**Task description:** Transcribe the records below exactly, leaving out any pictures.

**Material for this task:**
::::::::::
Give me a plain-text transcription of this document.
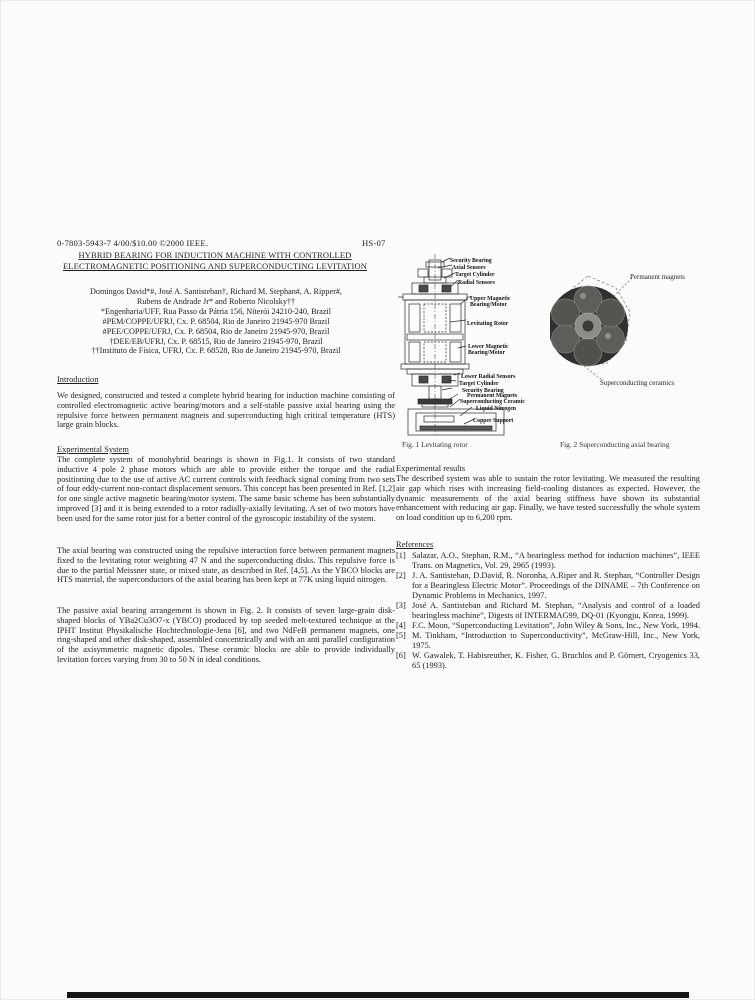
0-7803-5943-7 4/00/$10.00 ©2000 IEEE.	HS-07
HYBRID BEARING FOR INDUCTION MACHINE WITH CONTROLLED
ELECTROMAGNETIC POSITIONING AND SUPERCONDUCTING LEVITATION
Domingos David*#, José A. Santisteban†, Richard M. Stephan#, A. Ripper#,
Rubens de Andrade Jr* and Roberto Nicolsky††
*Engenharia/UFF, Rua Passo da Pátria 156, Niterói 24210-240, Brazil
#PEM/COPPE/UFRJ, Cx. P. 68504, Rio de Janeiro 21945-970 Brazil
#PEE/COPPE/UFRJ, Cx. P. 68504, Rio de Janeiro 21945-970, Brazil
†DEE/EB/UFRJ, Cx. P. 68515, Rio de Janeiro 21945-970, Brazil
††Instituto de Física, UFRJ, Cx. P. 68528, Rio de Janeiro 21945-970, Brazil
Introduction
We designed, constructed and tested a complete hybrid bearing for induction machine consisting of controlled electromagnetic active bearing/motors and a self-stable passive axial bearing using the repulsive force between permanent magnets and superconducting high critical temperature (HTS) large grain blocks.
Experimental System
The complete system of monohybrid bearings is shown in Fig.1. It consists of two standard inductive 4 pole 2 phase motors which are able to provide either the torque and the radial positioning due to the use of active AC current controls with feedback signal coming from two sets of four eddy-current non-contact displacement sensors. This concept has been presented in Ref. [1,2] for one single active magnetic bearing/motor system. The same basic scheme has been substantially improved [3] and it is being extended to a rotor radially-axially levitating. A set of two motors have been used for the same rotor just for a better control of the gyroscopic instability of the system.
The axial bearing was constructed using the repulsive interaction force between permanent magnets fixed to the levitating rotor weighting 47 N and the superconducting disks. This repulsive force is due to the partial Meissner state, or mixed state, as described in Ref. [4,5]. As the YBCO blocks are HTS material, the superconductors of the axial bearing has been kept at 77K using liquid nitrogen.
The passive axial bearing arrangement is shown in Fig. 2. It consists of seven large-grain disk-shaped blocks of YBa2Cu3O7-x (YBCO) produced by top seeded melt-textured technique at the IPHT Institut Physikalische Hochtechnologie-Jena [6], and two NdFeB permanent magnets, one ring-shaped and other disk-shaped, assembled concentrically and with an anti parallel configuration of the axisymmetric magnetic dipoles. These ceramic blocks are able to provide individually levitation forces varying from 30 to 50 N in ideal conditions.
Security Bearing
Axial Sensors
Target Cylinder
Radial Sensors
Upper Magnetic Bearing/Motor
Levitating Rotor
Lower Magnetic Bearing/Motor
Lower Radial Sensors
Target Cylinder
Security Bearing
Permanent Magnets
Superconducting Ceramic
Liquid Nitrogen
Copper Support
Permanent magnets
Superconducting ceramics
Fig. 1 Levitating rotor	Fig. 2 Superconducting axial bearing
Experimental results
The described system was able to sustain the rotor levitating. We measured the resulting air gap which rises with increasing field-cooling distances as expected. However, the dynamic measurements of the axial bearing stiffness have shown its substantial enhancement with reducing air gap. Finally, we have tested successfully the whole system on load condition up to 6,200 rpm.
References
[1] Salazar, A.O., Stephan, R.M., “A bearingless method for induction machines”, IEEE Trans. on Magnetics, Vol. 29, 2965 (1993).
[2] J. A. Santisteban, D.David, R. Noronha, A.Riper and R. Stephan, “Controller Design for a Bearingless Electric Motor”. Proceedings of the DINAME – 7th Conference on Dynamic Problems in Mechanics, 1997.
[3] José A. Santisteban and Richard M. Stephan, “Analysis and control of a loaded bearingless machine”, Digests of INTERMAG99, DQ-01 (Kyongju, Korea, 1999).
[4] F.C. Moon, “Superconducting Levitation”, John Wiley & Sons, Inc., New York, 1994.
[5] M. Tinkham, “Introduction to Superconductivity”, McGraw-Hill, Inc., New York, 1975.
[6] W. Gawalek, T. Habisreuther, K. Fisher, G. Bruchlos and P. Görnert, Cryogenics 33, 65 (1993).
::::::::::
**Task response:**
Give me a plain-text transcription of this document.
0-7803-5943-7 4/00/$10.00 ©2000 IEEE.	HS-07
HYBRID BEARING FOR INDUCTION MACHINE WITH CONTROLLED
ELECTROMAGNETIC POSITIONING AND SUPERCONDUCTING LEVITATION
Domingos David*#, José A. Santisteban†, Richard M. Stephan#, A. Ripper#,
Rubens de Andrade Jr* and Roberto Nicolsky††
*Engenharia/UFF, Rua Passo da Pátria 156, Niterói 24210-240, Brazil
#PEM/COPPE/UFRJ, Cx. P. 68504, Rio de Janeiro 21945-970 Brazil
#PEE/COPPE/UFRJ, Cx. P. 68504, Rio de Janeiro 21945-970, Brazil
†DEE/EB/UFRJ, Cx. P. 68515, Rio de Janeiro 21945-970, Brazil
††Instituto de Física, UFRJ, Cx. P. 68528, Rio de Janeiro 21945-970, Brazil
Introduction
We designed, constructed and tested a complete hybrid bearing for induction machine consisting of controlled electromagnetic active bearing/motors and a self-stable passive axial bearing using the repulsive force between permanent magnets and superconducting high critical temperature (HTS) large grain blocks.
Experimental System
The complete system of monohybrid bearings is shown in Fig.1. It consists of two standard inductive 4 pole 2 phase motors which are able to provide either the torque and the radial positioning due to the use of active AC current controls with feedback signal coming from two sets of four eddy-current non-contact displacement sensors. This concept has been presented in Ref. [1,2] for one single active magnetic bearing/motor system. The same basic scheme has been substantially improved [3] and it is being extended to a rotor radially-axially levitating. A set of two motors have been used for the same rotor just for a better control of the gyroscopic instability of the system.
The axial bearing was constructed using the repulsive interaction force between permanent magnets fixed to the levitating rotor weighting 47 N and the superconducting disks. This repulsive force is due to the partial Meissner state, or mixed state, as described in Ref. [4,5]. As the YBCO blocks are HTS material, the superconductors of the axial bearing has been kept at 77K using liquid nitrogen.
The passive axial bearing arrangement is shown in Fig. 2. It consists of seven large-grain disk-shaped blocks of YBa2Cu3O7-x (YBCO) produced by top seeded melt-textured technique at the IPHT Institut Physikalische Hochtechnologie-Jena [6], and two NdFeB permanent magnets, one ring-shaped and other disk-shaped, assembled concentrically and with an anti parallel configuration of the axisymmetric magnetic dipoles. These ceramic blocks are able to provide individually levitation forces varying from 30 to 50 N in ideal conditions.
Security Bearing
Axial Sensors
Target Cylinder
Radial Sensors
Upper Magnetic Bearing/Motor
Levitating Rotor
Lower Magnetic Bearing/Motor
Lower Radial Sensors
Target Cylinder
Security Bearing
Permanent Magnets
Superconducting Ceramic
Liquid Nitrogen
Copper Support
Permanent magnets
Superconducting ceramics
Fig. 1 Levitating rotor	Fig. 2 Superconducting axial bearing
Experimental results
The described system was able to sustain the rotor levitating. We measured the resulting air gap which rises with increasing field-cooling distances as expected. However, the dynamic measurements of the axial bearing stiffness have shown its substantial enhancement with reducing air gap. Finally, we have tested successfully the whole system on load condition up to 6,200 rpm.
References
[1] Salazar, A.O., Stephan, R.M., “A bearingless method for induction machines”, IEEE Trans. on Magnetics, Vol. 29, 2965 (1993).
[2] J. A. Santisteban, D.David, R. Noronha, A.Riper and R. Stephan, “Controller Design for a Bearingless Electric Motor”. Proceedings of the DINAME – 7th Conference on Dynamic Problems in Mechanics, 1997.
[3] José A. Santisteban and Richard M. Stephan, “Analysis and control of a loaded bearingless machine”, Digests of INTERMAG99, DQ-01 (Kyongju, Korea, 1999).
[4] F.C. Moon, “Superconducting Levitation”, John Wiley & Sons, Inc., New York, 1994.
[5] M. Tinkham, “Introduction to Superconductivity”, McGraw-Hill, Inc., New York, 1975.
[6] W. Gawalek, T. Habisreuther, K. Fisher, G. Bruchlos and P. Görnert, Cryogenics 33, 65 (1993).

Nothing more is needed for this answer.